**The exercise:** Take every line that has the string "sinograms" and copy it out.
[BEGIN]
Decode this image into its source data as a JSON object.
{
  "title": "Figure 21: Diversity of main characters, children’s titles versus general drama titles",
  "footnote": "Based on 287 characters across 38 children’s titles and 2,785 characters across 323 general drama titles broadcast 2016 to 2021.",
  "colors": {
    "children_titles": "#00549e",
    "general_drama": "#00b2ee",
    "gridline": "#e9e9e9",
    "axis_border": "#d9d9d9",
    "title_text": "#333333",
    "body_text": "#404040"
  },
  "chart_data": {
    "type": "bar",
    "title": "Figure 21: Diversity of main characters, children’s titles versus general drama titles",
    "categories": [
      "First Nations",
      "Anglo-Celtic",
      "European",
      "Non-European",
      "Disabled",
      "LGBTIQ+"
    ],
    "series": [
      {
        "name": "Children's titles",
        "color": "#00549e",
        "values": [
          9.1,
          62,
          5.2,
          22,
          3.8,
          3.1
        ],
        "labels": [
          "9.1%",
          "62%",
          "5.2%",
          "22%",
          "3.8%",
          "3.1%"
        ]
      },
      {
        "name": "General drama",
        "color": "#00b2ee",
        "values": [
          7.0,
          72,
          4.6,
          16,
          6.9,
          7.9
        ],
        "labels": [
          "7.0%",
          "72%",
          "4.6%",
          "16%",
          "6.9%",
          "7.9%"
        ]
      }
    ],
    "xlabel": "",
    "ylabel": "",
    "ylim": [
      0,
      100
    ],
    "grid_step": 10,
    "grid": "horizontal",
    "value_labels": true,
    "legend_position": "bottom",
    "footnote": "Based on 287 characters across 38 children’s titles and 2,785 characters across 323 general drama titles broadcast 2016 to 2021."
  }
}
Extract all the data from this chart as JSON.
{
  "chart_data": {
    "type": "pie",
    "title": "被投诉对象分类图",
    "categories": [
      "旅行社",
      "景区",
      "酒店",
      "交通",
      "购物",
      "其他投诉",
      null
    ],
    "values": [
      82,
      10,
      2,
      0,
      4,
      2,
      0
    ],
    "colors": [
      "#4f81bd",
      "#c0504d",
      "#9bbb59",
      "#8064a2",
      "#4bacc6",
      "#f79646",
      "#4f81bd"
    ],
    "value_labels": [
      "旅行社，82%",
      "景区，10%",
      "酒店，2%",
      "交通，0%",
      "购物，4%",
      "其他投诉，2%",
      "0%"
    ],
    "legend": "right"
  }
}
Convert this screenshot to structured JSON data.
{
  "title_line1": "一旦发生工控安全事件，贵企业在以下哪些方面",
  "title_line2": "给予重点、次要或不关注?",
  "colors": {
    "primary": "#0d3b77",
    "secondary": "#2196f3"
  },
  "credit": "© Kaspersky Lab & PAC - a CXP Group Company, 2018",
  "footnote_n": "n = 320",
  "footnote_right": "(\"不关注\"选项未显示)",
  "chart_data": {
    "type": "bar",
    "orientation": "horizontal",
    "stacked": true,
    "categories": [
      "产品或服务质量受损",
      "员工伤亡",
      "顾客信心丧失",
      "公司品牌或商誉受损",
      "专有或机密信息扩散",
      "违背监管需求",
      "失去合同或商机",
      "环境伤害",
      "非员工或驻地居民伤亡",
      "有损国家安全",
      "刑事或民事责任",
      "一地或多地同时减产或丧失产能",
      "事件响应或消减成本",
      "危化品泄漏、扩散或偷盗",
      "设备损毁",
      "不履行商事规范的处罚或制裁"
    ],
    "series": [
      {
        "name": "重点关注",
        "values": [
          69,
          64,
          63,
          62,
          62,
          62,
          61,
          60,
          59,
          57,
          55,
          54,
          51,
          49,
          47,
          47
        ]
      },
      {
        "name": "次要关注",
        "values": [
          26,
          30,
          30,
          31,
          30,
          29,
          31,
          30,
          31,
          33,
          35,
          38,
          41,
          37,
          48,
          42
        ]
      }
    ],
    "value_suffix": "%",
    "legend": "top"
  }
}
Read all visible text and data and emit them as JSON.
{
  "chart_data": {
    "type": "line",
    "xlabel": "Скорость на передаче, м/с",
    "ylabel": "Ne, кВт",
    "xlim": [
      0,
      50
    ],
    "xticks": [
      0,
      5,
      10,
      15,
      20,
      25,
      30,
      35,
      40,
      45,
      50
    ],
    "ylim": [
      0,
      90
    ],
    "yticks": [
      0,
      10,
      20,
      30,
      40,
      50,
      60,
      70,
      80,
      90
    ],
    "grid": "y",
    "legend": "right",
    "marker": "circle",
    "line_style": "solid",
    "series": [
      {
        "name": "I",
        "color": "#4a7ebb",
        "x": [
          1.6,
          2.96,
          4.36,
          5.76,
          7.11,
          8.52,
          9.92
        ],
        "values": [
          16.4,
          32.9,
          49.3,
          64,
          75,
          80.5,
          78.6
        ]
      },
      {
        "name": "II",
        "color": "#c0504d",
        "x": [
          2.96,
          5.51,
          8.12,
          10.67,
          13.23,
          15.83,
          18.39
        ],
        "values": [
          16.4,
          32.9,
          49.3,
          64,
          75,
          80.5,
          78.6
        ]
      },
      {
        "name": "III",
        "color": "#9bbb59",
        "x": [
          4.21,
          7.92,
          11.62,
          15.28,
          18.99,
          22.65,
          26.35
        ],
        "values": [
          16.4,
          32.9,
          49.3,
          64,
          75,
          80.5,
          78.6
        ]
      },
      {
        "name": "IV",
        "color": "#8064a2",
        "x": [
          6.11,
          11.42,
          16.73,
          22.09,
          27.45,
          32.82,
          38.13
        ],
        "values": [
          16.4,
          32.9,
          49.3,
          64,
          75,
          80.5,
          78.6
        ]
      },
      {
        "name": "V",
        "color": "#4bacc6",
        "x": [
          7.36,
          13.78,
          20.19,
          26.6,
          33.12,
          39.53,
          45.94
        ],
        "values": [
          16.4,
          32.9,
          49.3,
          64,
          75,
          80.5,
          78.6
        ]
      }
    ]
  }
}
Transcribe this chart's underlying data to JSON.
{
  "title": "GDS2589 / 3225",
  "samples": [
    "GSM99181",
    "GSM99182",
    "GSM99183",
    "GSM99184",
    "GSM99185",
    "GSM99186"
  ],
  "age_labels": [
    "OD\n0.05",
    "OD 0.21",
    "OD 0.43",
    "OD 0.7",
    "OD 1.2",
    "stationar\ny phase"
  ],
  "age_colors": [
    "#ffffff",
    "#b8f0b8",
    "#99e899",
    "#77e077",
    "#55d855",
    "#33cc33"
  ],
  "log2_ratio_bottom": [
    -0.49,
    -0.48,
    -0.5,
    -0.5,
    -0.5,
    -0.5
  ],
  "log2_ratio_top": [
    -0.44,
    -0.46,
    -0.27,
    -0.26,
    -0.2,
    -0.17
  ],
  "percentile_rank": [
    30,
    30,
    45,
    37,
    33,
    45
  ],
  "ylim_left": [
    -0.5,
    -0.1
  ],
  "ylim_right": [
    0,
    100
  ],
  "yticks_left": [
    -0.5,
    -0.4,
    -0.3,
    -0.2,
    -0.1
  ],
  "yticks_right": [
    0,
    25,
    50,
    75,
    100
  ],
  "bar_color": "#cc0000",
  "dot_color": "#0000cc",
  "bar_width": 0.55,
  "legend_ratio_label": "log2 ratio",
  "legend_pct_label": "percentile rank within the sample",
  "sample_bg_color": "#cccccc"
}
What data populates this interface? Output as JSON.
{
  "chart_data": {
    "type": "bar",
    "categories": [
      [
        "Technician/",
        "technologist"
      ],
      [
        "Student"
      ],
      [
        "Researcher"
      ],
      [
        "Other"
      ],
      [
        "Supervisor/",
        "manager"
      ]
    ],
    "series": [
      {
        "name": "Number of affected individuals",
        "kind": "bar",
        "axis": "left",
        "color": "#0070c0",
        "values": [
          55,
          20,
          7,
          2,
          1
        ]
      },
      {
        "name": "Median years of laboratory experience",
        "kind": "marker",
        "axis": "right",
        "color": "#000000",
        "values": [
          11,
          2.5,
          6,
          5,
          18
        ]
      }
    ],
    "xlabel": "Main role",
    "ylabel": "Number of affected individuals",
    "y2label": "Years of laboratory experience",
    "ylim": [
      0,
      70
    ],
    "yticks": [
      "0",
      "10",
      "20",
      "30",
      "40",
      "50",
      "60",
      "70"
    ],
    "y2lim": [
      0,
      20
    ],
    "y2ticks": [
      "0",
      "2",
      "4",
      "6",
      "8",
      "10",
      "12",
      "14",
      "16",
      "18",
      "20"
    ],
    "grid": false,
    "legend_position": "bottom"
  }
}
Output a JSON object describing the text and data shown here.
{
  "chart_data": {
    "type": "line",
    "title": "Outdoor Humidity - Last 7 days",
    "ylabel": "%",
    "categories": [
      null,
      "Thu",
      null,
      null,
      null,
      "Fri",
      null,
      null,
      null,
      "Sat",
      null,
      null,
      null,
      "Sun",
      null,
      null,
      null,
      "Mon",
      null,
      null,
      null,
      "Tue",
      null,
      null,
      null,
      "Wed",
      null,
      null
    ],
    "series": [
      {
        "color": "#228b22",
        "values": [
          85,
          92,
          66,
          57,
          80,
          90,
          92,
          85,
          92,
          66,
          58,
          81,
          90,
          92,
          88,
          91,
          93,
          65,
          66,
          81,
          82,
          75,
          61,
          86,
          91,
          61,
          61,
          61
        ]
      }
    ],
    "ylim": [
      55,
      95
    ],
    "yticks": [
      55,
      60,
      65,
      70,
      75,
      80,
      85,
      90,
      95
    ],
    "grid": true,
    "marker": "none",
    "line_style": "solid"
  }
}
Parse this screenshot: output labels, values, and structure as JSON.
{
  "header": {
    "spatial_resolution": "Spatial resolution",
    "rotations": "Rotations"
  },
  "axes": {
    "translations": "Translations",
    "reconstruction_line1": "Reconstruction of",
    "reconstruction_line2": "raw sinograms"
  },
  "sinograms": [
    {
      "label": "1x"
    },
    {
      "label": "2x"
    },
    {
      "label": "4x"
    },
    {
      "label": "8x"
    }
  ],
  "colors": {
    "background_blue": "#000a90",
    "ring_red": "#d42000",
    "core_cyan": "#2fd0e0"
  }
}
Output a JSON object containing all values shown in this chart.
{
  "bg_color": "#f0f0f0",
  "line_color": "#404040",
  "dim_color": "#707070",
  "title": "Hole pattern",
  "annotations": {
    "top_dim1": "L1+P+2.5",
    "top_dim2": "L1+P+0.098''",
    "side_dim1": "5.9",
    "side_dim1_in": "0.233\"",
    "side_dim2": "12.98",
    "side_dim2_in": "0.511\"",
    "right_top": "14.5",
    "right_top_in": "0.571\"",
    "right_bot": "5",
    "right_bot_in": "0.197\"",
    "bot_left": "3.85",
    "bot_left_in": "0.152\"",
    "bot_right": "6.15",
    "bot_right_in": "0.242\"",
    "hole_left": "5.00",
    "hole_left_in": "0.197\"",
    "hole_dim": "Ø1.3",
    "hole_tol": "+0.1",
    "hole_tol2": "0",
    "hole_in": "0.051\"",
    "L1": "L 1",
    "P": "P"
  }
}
[END]
**Answer to the task:**
    "reconstruction_line2": "raw sinograms"
  "sinograms": [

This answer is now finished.